WHAT THE TASK REQUIRES:
Check the listing below for lines that hold "modules". How many are there? Please give only the number.

SOURCE MATERIAL:
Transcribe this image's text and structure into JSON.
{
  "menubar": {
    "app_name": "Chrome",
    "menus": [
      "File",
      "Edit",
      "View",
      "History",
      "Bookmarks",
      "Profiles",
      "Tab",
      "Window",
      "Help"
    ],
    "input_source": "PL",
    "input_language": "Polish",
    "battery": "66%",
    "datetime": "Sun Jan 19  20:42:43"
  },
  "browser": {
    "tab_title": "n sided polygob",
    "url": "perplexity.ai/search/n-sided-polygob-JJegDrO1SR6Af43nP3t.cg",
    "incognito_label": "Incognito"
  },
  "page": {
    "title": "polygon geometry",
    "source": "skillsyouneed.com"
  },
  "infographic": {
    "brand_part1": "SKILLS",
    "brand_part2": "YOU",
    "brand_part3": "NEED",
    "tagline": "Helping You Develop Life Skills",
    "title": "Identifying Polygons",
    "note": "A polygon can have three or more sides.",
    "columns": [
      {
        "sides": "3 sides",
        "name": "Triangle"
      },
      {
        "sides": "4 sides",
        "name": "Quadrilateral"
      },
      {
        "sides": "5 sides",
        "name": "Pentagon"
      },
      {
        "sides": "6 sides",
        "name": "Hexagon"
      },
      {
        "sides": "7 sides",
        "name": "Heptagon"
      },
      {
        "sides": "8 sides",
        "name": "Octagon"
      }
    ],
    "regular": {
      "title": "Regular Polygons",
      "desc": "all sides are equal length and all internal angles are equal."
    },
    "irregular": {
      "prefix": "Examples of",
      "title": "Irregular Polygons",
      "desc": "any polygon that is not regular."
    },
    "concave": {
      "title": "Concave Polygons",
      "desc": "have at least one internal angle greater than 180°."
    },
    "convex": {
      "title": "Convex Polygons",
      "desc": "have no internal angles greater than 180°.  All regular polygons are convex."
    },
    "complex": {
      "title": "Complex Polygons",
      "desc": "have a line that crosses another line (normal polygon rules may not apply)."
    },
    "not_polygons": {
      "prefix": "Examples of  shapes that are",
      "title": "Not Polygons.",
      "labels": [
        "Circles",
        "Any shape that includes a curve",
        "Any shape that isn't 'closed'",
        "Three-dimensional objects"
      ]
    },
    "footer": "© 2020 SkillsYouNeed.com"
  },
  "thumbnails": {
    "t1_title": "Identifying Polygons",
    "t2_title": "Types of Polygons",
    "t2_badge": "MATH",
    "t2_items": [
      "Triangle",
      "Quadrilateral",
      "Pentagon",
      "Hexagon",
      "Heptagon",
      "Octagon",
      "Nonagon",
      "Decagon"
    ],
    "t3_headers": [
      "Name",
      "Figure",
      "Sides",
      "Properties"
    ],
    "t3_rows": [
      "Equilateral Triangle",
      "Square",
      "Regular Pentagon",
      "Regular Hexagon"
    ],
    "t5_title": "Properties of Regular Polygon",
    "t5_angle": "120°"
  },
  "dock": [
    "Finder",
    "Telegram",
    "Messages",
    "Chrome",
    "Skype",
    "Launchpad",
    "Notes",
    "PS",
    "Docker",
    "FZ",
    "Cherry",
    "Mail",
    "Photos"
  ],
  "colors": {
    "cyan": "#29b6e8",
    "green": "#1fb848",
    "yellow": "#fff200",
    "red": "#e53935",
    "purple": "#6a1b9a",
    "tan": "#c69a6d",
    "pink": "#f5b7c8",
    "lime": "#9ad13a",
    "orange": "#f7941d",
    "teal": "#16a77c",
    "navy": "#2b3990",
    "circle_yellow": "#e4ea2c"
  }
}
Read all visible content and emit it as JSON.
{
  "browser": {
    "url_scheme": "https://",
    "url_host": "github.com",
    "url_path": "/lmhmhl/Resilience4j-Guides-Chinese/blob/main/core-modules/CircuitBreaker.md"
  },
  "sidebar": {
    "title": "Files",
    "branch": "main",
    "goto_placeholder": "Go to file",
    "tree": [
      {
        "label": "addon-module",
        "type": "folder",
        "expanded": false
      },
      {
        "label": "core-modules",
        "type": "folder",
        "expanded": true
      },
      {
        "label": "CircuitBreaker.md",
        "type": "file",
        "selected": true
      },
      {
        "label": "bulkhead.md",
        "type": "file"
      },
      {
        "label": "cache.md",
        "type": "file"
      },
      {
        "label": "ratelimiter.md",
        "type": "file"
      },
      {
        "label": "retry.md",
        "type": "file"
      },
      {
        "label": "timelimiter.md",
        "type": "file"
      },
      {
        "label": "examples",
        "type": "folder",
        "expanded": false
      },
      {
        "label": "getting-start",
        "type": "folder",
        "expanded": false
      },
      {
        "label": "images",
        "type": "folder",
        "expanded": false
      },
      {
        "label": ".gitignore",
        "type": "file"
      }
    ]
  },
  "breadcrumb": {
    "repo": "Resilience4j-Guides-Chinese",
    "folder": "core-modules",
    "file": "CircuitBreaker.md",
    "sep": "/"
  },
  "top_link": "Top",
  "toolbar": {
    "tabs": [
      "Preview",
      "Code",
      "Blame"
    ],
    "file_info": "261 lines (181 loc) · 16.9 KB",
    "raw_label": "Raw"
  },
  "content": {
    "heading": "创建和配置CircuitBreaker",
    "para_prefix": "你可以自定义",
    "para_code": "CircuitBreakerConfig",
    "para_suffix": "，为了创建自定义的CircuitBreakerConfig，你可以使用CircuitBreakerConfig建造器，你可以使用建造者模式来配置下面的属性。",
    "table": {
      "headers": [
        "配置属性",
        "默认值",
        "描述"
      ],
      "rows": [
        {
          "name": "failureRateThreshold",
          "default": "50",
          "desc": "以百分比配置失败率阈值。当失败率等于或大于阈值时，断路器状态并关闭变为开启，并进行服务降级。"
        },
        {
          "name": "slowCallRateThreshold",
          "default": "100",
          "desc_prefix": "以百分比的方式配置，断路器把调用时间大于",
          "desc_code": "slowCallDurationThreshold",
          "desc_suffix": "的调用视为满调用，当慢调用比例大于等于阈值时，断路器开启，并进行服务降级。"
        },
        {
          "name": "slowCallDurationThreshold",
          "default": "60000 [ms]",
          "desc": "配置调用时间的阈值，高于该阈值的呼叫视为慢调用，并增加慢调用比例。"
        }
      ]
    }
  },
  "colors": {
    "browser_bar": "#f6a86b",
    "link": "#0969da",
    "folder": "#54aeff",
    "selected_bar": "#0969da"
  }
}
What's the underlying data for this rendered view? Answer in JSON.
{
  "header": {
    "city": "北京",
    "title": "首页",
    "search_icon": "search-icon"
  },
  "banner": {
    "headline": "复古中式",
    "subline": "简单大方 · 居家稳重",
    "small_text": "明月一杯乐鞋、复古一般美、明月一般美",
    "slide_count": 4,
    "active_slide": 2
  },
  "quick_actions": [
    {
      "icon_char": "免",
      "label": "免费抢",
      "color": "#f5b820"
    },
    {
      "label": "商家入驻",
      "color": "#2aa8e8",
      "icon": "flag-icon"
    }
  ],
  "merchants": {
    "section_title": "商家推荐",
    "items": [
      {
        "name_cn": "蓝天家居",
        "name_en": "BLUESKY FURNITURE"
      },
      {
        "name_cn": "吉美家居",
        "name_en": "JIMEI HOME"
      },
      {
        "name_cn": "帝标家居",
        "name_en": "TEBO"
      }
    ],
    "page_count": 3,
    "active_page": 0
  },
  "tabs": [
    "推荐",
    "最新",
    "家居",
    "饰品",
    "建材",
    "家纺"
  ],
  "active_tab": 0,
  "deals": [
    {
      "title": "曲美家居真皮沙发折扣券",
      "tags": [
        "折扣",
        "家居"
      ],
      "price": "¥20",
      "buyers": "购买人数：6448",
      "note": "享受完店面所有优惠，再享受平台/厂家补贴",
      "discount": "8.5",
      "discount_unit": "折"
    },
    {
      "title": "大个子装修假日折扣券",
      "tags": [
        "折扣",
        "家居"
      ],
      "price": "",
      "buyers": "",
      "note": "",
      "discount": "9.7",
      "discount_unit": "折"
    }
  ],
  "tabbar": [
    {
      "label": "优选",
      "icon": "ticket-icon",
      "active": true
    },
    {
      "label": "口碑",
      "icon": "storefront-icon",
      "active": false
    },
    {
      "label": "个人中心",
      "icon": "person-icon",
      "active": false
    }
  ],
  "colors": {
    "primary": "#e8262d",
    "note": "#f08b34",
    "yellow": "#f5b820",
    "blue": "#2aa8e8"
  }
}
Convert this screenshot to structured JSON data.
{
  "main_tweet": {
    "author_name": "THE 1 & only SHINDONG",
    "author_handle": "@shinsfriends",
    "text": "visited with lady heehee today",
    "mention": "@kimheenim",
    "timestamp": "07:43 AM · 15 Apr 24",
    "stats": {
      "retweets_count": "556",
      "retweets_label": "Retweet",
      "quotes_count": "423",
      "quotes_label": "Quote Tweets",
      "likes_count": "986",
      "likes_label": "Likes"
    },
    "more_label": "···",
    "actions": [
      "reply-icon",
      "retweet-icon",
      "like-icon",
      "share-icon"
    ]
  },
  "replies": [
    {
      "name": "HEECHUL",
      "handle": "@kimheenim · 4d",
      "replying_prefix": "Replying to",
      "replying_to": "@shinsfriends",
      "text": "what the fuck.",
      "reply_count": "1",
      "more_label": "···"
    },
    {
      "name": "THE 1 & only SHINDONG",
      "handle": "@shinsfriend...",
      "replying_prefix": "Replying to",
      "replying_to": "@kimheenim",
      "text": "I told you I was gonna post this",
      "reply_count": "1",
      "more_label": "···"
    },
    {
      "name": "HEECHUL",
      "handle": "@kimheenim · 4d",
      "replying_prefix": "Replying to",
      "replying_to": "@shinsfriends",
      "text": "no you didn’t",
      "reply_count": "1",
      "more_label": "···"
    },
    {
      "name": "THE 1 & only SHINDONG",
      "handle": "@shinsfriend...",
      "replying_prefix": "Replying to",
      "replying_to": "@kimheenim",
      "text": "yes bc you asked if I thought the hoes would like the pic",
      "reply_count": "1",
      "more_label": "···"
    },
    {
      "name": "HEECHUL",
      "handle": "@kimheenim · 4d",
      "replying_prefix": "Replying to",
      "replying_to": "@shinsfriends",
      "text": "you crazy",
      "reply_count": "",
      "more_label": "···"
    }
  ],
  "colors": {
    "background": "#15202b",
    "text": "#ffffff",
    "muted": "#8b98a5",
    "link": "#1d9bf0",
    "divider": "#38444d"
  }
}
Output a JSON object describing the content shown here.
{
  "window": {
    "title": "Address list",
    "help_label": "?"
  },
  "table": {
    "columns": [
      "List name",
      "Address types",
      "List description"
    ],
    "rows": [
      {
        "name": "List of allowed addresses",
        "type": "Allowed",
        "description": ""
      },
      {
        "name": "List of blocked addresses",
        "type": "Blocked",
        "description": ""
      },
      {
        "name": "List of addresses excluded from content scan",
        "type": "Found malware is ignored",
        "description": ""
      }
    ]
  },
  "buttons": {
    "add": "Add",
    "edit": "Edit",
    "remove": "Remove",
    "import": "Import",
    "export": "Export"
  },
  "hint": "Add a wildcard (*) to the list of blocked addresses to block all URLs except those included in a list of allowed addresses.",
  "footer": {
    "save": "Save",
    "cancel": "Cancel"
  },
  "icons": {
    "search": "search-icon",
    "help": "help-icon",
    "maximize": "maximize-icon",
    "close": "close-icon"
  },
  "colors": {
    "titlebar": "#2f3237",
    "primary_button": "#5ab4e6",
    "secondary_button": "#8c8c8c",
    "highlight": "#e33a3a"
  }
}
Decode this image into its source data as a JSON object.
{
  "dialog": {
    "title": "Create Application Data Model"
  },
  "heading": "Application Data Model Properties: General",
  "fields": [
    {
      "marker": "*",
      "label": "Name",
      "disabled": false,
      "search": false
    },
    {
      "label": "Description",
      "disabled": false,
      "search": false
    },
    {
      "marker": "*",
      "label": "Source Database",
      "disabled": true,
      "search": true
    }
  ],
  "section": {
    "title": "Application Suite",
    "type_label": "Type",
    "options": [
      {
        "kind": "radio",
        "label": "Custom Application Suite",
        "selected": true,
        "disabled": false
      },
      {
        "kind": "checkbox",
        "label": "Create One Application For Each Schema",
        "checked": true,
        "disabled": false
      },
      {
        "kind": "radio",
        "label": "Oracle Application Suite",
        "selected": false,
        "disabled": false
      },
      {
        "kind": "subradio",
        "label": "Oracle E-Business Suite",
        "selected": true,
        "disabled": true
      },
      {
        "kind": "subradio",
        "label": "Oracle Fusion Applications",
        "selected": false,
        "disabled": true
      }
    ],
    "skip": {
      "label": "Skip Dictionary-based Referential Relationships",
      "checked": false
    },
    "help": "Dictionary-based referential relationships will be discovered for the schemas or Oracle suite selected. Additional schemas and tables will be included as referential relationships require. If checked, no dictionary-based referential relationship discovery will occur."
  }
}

SOLUTION FOR THIS EXERCISE:
3